▶ [Excerpted data]
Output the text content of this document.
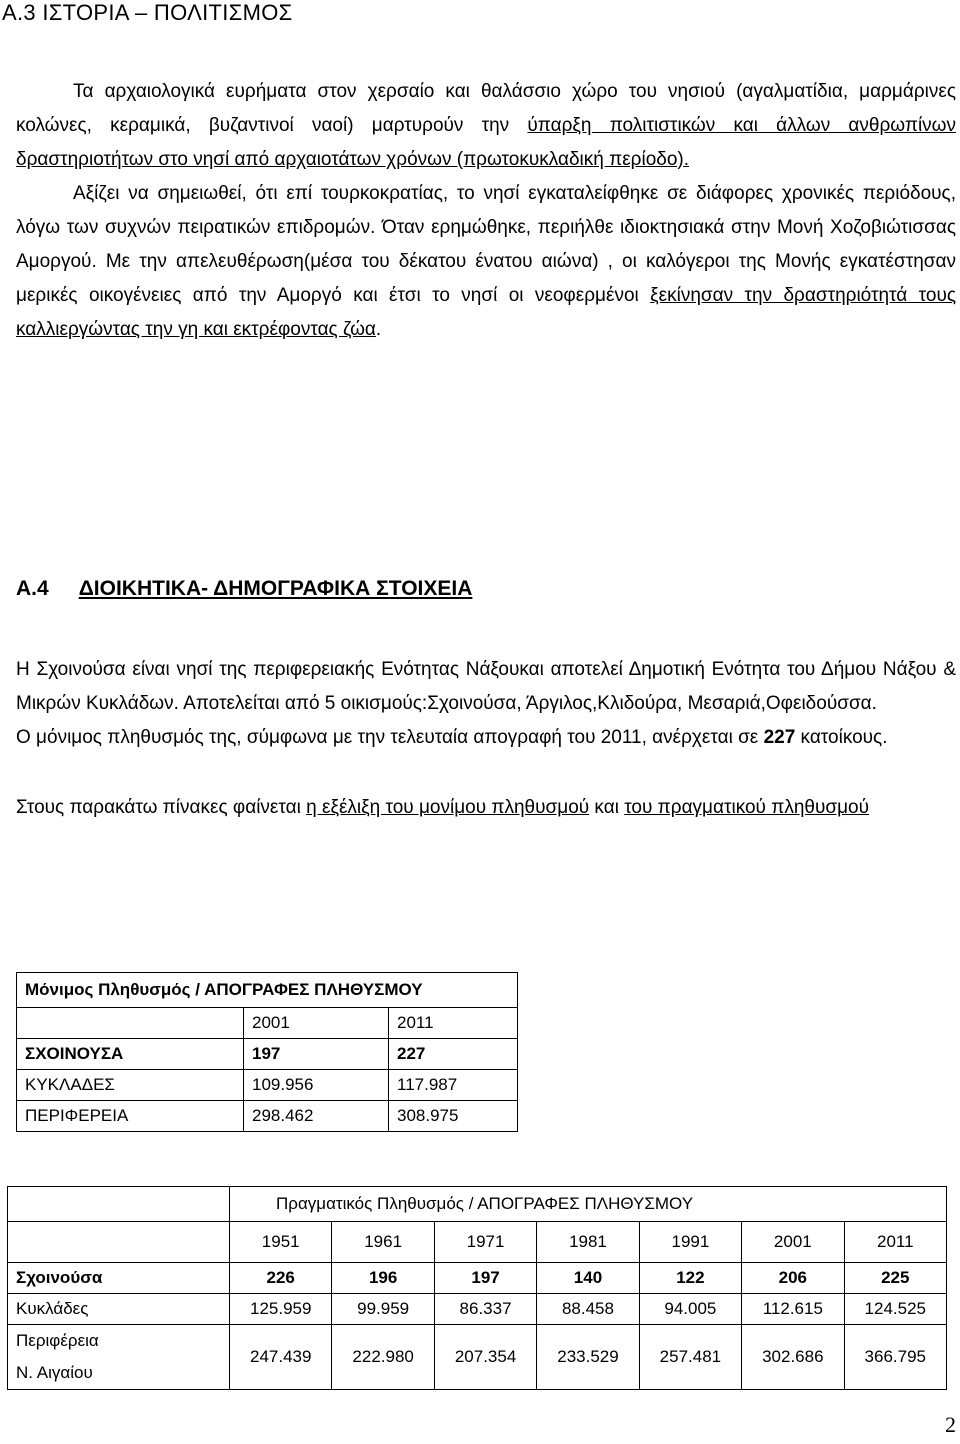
A.3 ΙΣΤΟΡΙΑ – ΠΟΛΙΤΙΣΜΟΣ

Τα αρχαιολογικά ευρήματα στον χερσαίο και θαλάσσιο χώρο του νησιού (αγαλματίδια, μαρμάρινες κολώνες, κεραμικά, βυζαντινοί ναοί) μαρτυρούν την ύπαρξη πολιτιστικών και άλλων ανθρωπίνων δραστηριοτήτων στο νησί από αρχαιοτάτων χρόνων (πρωτοκυκλαδική περίοδο).

Αξίζει να σημειωθεί, ότι επί τουρκοκρατίας, το νησί εγκαταλείφθηκε σε διάφορες χρονικές περιόδους, λόγω των συχνών πειρατικών επιδρομών. Όταν ερημώθηκε, περιήλθε ιδιοκτησιακά στην Μονή Χοζοβιώτισσας Αμοργού. Με την απελευθέρωση(μέσα του δέκατου ένατου αιώνα) , οι καλόγεροι της Μονής εγκατέστησαν μερικές οικογένειες από την Αμοργό και έτσι το νησί οι νεοφερμένοι ξεκίνησαν την δραστηριότητά τους καλλιεργώντας την γη και εκτρέφοντας ζώα.

Α.4 ΔΙΟΙΚΗΤΙΚΑ- ΔΗΜΟΓΡΑΦΙΚΑ ΣΤΟΙΧΕΙΑ

Η Σχοινούσα είναι νησί της περιφερειακής Ενότητας Νάξουκαι αποτελεί Δημοτική Ενότητα του Δήμου Νάξου & Μικρών Κυκλάδων. Αποτελείται από 5 οικισμούς:Σχοινούσα, Άργιλος,Κλιδούρα, Μεσαριά,Οφειδούσσα.

Ο μόνιμος πληθυσμός της, σύμφωνα με την τελευταία απογραφή του 2011, ανέρχεται σε 227 κατοίκους.

Στους παρακάτω πίνακες φαίνεται η εξέλιξη του μονίμου πληθυσμού και του πραγματικού πληθυσμού

Μόνιμος Πληθυσμός / ΑΠΟΓΡΑΦΕΣ ΠΛΗΘΥΣΜΟΥ		
	2001	2011
ΣΧΟΙΝΟΥΣΑ	197	227
ΚΥΚΛΑΔΕΣ	109.956	117.987
ΠΕΡΙΦΕΡΕΙΑ	298.462	308.975
	Πραγματικός Πληθυσμός / ΑΠΟΓΡΑΦΕΣ ΠΛΗΘΥΣΜΟΥ						
	1951	1961	1971	1981	1991	2001	2011
Σχοινούσα	226	196	197	140	122	206	225
Κυκλάδες	125.959	99.959	86.337	88.458	94.005	112.615	124.525

Περιφέρεια
Ν. Αιγαίου	247.439	222.980	207.354	233.529	257.481	302.686	366.795
2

▶ [Your goal] An exact transcription of all the entries is required, without the pictures.

▶ [Correct answer]
Output the text content of this document.
A.3 ΙΣΤΟΡΙΑ – ΠΟΛΙΤΙΣΜΟΣ

Τα αρχαιολογικά ευρήματα στον χερσαίο και θαλάσσιο χώρο του νησιού (αγαλματίδια, μαρμάρινες κολώνες, κεραμικά, βυζαντινοί ναοί) μαρτυρούν την ύπαρξη πολιτιστικών και άλλων ανθρωπίνων δραστηριοτήτων στο νησί από αρχαιοτάτων χρόνων (πρωτοκυκλαδική περίοδο).

Αξίζει να σημειωθεί, ότι επί τουρκοκρατίας, το νησί εγκαταλείφθηκε σε διάφορες χρονικές περιόδους, λόγω των συχνών πειρατικών επιδρομών. Όταν ερημώθηκε, περιήλθε ιδιοκτησιακά στην Μονή Χοζοβιώτισσας Αμοργού. Με την απελευθέρωση(μέσα του δέκατου ένατου αιώνα) , οι καλόγεροι της Μονής εγκατέστησαν μερικές οικογένειες από την Αμοργό και έτσι το νησί οι νεοφερμένοι ξεκίνησαν την δραστηριότητά τους καλλιεργώντας την γη και εκτρέφοντας ζώα.

Α.4 ΔΙΟΙΚΗΤΙΚΑ- ΔΗΜΟΓΡΑΦΙΚΑ ΣΤΟΙΧΕΙΑ

Η Σχοινούσα είναι νησί της περιφερειακής Ενότητας Νάξουκαι αποτελεί Δημοτική Ενότητα του Δήμου Νάξου & Μικρών Κυκλάδων. Αποτελείται από 5 οικισμούς:Σχοινούσα, Άργιλος,Κλιδούρα, Μεσαριά,Οφειδούσσα.

Ο μόνιμος πληθυσμός της, σύμφωνα με την τελευταία απογραφή του 2011, ανέρχεται σε 227 κατοίκους.

Στους παρακάτω πίνακες φαίνεται η εξέλιξη του μονίμου πληθυσμού και του πραγματικού πληθυσμού

Μόνιμος Πληθυσμός / ΑΠΟΓΡΑΦΕΣ ΠΛΗΘΥΣΜΟΥ		
	2001	2011
ΣΧΟΙΝΟΥΣΑ	197	227
ΚΥΚΛΑΔΕΣ	109.956	117.987
ΠΕΡΙΦΕΡΕΙΑ	298.462	308.975
	Πραγματικός Πληθυσμός / ΑΠΟΓΡΑΦΕΣ ΠΛΗΘΥΣΜΟΥ						
	1951	1961	1971	1981	1991	2001	2011
Σχοινούσα	226	196	197	140	122	206	225
Κυκλάδες	125.959	99.959	86.337	88.458	94.005	112.615	124.525

Περιφέρεια
Ν. Αιγαίου	247.439	222.980	207.354	233.529	257.481	302.686	366.795
2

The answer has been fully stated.